_WHAT YOU SHOULD DO_
Copy each line of the listing below exactly.

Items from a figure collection
☆ ☆ ☆ ☆

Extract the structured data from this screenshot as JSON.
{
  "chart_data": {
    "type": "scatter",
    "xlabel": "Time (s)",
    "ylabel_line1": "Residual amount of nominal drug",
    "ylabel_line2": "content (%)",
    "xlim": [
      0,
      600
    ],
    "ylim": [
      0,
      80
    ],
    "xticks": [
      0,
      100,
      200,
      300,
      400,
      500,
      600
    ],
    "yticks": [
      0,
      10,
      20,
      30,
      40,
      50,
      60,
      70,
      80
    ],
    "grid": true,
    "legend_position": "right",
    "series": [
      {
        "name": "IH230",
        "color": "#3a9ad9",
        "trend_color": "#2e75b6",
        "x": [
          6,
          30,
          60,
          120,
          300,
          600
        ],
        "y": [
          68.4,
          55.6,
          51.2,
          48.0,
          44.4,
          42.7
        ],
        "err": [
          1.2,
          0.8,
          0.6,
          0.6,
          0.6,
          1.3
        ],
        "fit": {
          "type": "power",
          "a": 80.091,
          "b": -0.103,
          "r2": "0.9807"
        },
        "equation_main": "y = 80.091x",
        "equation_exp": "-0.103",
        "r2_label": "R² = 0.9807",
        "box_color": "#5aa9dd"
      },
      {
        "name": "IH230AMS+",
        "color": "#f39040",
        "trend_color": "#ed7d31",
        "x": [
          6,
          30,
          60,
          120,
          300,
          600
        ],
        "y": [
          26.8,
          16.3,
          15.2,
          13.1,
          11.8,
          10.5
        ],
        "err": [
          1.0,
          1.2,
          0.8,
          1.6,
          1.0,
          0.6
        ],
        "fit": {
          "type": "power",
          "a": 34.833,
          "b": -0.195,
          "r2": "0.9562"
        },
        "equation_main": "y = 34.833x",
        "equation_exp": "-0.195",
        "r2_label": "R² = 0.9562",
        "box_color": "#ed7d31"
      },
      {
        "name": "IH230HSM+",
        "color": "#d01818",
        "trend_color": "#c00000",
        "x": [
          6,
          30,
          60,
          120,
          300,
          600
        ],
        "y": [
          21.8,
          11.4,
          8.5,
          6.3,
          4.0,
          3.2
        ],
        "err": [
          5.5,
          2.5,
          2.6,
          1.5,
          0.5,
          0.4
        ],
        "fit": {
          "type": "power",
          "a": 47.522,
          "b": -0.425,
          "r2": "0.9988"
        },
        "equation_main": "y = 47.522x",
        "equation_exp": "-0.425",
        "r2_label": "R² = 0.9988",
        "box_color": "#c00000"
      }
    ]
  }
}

☆ ☆ ☆ ☆

_FINISHED ANSWER_
Extract the structured data from this screenshot as JSON.
{
  "chart_data": {
    "type": "scatter",
    "xlabel": "Time (s)",
    "ylabel_line1": "Residual amount of nominal drug",
    "ylabel_line2": "content (%)",
    "xlim": [
      0,
      600
    ],
    "ylim": [
      0,
      80
    ],
    "xticks": [
      0,
      100,
      200,
      300,
      400,
      500,
      600
    ],
    "yticks": [
      0,
      10,
      20,
      30,
      40,
      50,
      60,
      70,
      80
    ],
    "grid": true,
    "legend_position": "right",
    "series": [
      {
        "name": "IH230",
        "color": "#3a9ad9",
        "trend_color": "#2e75b6",
        "x": [
          6,
          30,
          60,
          120,
          300,
          600
        ],
        "y": [
          68.4,
          55.6,
          51.2,
          48.0,
          44.4,
          42.7
        ],
        "err": [
          1.2,
          0.8,
          0.6,
          0.6,
          0.6,
          1.3
        ],
        "fit": {
          "type": "power",
          "a": 80.091,
          "b": -0.103,
          "r2": "0.9807"
        },
        "equation_main": "y = 80.091x",
        "equation_exp": "-0.103",
        "r2_label": "R² = 0.9807",
        "box_color": "#5aa9dd"
      },
      {
        "name": "IH230AMS+",
        "color": "#f39040",
        "trend_color": "#ed7d31",
        "x": [
          6,
          30,
          60,
          120,
          300,
          600
        ],
        "y": [
          26.8,
          16.3,
          15.2,
          13.1,
          11.8,
          10.5
        ],
        "err": [
          1.0,
          1.2,
          0.8,
          1.6,
          1.0,
          0.6
        ],
        "fit": {
          "type": "power",
          "a": 34.833,
          "b": -0.195,
          "r2": "0.9562"
        },
        "equation_main": "y = 34.833x",
        "equation_exp": "-0.195",
        "r2_label": "R² = 0.9562",
        "box_color": "#ed7d31"
      },
      {
        "name": "IH230HSM+",
        "color": "#d01818",
        "trend_color": "#c00000",
        "x": [
          6,
          30,
          60,
          120,
          300,
          600
        ],
        "y": [
          21.8,
          11.4,
          8.5,
          6.3,
          4.0,
          3.2
        ],
        "err": [
          5.5,
          2.5,
          2.6,
          1.5,
          0.5,
          0.4
        ],
        "fit": {
          "type": "power",
          "a": 47.522,
          "b": -0.425,
          "r2": "0.9988"
        },
        "equation_main": "y = 47.522x",
        "equation_exp": "-0.425",
        "r2_label": "R² = 0.9988",
        "box_color": "#c00000"
      }
    ]
  }
}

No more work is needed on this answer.